• _Figure collection entries_:
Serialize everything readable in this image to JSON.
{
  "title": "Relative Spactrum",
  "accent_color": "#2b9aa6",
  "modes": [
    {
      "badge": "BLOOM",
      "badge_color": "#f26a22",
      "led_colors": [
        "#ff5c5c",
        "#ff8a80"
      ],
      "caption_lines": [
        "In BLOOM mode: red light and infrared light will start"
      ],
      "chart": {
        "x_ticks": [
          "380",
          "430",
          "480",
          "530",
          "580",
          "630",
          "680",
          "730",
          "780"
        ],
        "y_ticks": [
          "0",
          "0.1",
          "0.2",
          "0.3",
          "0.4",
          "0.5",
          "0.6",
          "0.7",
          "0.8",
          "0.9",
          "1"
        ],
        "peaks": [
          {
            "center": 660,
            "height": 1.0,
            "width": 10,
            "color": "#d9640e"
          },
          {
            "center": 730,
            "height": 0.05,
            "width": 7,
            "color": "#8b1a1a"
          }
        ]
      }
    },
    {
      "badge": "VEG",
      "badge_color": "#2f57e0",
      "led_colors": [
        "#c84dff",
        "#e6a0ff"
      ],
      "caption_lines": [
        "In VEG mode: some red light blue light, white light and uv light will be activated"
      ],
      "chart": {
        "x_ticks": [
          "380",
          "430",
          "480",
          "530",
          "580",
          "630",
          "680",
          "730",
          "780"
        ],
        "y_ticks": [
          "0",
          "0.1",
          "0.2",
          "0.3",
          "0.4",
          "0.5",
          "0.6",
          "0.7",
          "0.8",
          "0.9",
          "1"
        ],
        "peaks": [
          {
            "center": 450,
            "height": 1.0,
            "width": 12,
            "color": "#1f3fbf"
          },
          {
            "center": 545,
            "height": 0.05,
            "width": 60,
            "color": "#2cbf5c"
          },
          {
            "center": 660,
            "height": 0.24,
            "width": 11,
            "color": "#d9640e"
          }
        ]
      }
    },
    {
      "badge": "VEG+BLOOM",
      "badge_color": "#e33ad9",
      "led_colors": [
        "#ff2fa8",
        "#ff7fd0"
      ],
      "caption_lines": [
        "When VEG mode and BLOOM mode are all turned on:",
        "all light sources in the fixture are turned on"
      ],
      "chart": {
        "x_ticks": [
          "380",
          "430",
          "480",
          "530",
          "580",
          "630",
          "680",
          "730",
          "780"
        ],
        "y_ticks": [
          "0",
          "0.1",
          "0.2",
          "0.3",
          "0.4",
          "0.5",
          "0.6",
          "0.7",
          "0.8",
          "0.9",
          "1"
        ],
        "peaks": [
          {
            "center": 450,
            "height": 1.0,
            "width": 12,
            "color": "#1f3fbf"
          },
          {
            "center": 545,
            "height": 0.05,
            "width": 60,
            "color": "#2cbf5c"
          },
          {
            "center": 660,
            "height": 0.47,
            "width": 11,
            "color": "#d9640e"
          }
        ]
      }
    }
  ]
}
---
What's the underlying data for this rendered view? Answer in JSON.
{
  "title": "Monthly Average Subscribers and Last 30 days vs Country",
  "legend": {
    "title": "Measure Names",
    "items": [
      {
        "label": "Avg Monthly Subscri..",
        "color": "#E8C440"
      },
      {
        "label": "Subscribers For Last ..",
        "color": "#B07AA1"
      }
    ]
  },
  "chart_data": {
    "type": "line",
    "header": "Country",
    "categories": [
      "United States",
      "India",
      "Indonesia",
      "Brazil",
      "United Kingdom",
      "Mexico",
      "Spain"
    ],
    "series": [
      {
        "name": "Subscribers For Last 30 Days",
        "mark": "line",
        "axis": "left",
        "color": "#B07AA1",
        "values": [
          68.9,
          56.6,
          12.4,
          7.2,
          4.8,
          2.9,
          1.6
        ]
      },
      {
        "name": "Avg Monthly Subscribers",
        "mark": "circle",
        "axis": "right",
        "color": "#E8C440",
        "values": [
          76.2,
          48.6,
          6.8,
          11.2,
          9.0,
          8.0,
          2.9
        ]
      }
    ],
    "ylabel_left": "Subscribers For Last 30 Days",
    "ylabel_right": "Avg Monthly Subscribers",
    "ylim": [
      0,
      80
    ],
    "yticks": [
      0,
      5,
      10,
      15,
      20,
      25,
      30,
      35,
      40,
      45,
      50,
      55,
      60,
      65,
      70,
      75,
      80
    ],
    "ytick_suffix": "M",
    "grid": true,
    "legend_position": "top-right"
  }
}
...
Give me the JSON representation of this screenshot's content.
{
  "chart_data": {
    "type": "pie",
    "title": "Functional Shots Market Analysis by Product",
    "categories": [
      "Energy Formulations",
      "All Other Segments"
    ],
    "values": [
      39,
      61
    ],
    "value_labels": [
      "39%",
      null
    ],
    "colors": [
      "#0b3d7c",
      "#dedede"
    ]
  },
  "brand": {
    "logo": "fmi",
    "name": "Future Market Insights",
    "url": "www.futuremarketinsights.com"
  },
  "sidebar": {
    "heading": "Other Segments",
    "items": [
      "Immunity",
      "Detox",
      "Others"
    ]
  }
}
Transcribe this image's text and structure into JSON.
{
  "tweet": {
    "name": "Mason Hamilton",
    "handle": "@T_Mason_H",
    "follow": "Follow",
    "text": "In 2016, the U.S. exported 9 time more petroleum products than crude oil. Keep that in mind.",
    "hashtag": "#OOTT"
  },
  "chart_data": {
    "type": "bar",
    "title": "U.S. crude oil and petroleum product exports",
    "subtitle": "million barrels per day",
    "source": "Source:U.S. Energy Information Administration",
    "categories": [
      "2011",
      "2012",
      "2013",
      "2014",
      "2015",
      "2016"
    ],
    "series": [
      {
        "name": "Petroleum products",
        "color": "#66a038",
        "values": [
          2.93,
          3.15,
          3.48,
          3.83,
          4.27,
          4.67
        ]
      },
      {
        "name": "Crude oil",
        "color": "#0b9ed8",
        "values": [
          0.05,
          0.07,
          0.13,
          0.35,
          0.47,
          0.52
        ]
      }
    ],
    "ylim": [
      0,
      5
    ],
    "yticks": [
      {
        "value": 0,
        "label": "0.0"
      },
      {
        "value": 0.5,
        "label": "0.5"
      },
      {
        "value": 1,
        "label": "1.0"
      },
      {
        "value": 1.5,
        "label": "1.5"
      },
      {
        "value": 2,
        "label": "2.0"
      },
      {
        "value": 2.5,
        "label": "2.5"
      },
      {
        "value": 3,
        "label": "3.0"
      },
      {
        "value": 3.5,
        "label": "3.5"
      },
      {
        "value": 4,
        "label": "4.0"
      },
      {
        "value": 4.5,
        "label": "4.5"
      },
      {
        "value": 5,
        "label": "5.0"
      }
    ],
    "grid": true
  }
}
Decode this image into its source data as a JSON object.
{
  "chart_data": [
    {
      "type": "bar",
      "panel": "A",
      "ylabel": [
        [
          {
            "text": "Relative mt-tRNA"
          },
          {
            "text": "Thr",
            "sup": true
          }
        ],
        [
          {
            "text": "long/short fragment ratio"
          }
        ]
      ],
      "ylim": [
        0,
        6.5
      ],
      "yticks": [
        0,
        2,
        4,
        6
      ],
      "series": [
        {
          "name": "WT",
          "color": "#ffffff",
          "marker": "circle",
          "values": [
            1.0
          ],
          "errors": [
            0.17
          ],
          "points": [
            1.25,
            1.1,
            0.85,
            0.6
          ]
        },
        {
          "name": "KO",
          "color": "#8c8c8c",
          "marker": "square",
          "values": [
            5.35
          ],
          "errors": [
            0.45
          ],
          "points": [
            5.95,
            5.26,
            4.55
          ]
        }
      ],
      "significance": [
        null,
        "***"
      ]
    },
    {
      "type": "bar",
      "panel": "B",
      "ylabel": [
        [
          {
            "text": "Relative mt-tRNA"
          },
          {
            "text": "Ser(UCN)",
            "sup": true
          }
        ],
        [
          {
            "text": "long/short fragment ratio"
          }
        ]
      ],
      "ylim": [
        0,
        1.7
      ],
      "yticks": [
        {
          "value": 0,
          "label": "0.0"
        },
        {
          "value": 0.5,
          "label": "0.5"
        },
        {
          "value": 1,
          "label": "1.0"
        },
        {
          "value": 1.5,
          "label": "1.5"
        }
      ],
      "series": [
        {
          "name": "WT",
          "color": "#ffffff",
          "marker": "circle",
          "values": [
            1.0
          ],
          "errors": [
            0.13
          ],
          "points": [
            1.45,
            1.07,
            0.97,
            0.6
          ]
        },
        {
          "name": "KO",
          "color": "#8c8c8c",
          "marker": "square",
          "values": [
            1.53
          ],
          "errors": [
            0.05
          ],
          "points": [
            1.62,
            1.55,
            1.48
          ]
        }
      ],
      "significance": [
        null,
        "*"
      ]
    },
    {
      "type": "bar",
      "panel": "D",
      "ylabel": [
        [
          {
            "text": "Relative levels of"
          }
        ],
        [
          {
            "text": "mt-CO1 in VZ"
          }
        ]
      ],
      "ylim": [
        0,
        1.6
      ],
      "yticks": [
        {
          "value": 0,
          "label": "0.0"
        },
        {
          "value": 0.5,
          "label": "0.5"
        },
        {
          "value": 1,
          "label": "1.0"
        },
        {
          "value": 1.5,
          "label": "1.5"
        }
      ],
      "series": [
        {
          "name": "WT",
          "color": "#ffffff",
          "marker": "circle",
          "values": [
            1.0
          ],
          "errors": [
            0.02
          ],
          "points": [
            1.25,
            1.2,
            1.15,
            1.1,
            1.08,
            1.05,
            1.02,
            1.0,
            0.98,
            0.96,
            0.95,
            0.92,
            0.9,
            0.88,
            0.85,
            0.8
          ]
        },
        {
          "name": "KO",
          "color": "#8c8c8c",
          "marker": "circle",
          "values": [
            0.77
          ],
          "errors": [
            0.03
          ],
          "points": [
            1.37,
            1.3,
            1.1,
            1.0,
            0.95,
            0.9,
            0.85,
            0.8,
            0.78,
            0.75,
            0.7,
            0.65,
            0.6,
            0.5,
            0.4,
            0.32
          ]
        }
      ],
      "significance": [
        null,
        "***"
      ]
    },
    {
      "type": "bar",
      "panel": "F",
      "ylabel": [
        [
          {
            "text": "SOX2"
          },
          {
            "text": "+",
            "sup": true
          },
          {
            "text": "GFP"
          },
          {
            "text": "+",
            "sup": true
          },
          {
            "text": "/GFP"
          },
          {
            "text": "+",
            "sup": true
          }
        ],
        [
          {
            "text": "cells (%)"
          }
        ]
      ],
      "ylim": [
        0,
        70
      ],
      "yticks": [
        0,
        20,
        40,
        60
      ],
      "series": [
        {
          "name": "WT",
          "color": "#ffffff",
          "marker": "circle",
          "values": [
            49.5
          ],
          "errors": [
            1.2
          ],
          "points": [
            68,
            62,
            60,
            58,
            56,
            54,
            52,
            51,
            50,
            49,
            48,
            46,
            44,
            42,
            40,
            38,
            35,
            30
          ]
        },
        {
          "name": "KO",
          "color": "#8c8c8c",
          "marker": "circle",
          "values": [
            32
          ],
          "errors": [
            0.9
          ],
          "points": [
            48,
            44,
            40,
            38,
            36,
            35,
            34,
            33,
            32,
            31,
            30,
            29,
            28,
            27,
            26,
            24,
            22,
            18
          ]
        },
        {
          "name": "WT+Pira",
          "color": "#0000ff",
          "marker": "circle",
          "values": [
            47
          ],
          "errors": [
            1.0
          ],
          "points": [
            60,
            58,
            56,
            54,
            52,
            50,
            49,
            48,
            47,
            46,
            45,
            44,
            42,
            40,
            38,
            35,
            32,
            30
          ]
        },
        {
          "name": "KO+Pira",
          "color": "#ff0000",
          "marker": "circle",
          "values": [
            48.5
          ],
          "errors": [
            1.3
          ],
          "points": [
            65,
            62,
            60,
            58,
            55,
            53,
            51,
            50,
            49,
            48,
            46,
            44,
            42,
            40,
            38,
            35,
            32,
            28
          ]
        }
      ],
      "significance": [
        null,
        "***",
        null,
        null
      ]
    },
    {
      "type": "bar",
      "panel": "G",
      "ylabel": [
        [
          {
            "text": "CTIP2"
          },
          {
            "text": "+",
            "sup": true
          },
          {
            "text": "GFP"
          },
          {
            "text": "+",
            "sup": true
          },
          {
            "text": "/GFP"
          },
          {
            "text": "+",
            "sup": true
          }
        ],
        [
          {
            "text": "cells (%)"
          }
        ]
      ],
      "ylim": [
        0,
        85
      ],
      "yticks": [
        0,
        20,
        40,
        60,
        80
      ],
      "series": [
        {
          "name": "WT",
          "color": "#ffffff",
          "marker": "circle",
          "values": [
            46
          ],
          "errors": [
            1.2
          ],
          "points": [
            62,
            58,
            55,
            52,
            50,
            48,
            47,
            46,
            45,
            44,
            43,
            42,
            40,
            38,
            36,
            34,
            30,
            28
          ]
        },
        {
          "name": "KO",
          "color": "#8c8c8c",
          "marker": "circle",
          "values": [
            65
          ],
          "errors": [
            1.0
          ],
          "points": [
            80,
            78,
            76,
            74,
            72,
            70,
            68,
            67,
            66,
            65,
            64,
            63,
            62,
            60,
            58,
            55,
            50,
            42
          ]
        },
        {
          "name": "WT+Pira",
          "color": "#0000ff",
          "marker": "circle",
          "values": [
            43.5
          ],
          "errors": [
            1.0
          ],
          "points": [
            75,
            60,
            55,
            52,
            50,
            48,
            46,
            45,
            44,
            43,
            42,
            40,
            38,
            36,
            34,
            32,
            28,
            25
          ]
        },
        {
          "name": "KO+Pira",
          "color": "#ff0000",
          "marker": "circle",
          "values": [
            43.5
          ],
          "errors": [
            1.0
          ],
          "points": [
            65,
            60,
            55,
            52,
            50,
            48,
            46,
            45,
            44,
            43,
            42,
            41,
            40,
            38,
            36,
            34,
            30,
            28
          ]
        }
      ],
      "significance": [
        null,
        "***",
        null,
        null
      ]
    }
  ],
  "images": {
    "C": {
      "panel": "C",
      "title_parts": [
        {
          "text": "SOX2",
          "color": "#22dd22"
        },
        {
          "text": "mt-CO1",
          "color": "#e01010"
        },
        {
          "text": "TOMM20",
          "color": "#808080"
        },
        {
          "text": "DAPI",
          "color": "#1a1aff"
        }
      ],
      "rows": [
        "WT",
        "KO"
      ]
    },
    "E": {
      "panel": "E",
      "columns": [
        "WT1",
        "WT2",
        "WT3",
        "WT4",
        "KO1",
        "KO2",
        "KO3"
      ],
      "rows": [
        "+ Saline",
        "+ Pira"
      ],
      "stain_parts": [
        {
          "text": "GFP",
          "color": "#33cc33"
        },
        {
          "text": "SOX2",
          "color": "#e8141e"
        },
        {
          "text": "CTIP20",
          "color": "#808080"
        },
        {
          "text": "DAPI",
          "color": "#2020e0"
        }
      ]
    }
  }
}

• _Exercise_:
Choose all lines containing the string "Relative" and copy them out.

• _Task solution_:
  "title": "Relative Spactrum",
            "text": "Relative mt-tRNA"
            "text": "Relative mt-tRNA"
            "text": "Relative levels of"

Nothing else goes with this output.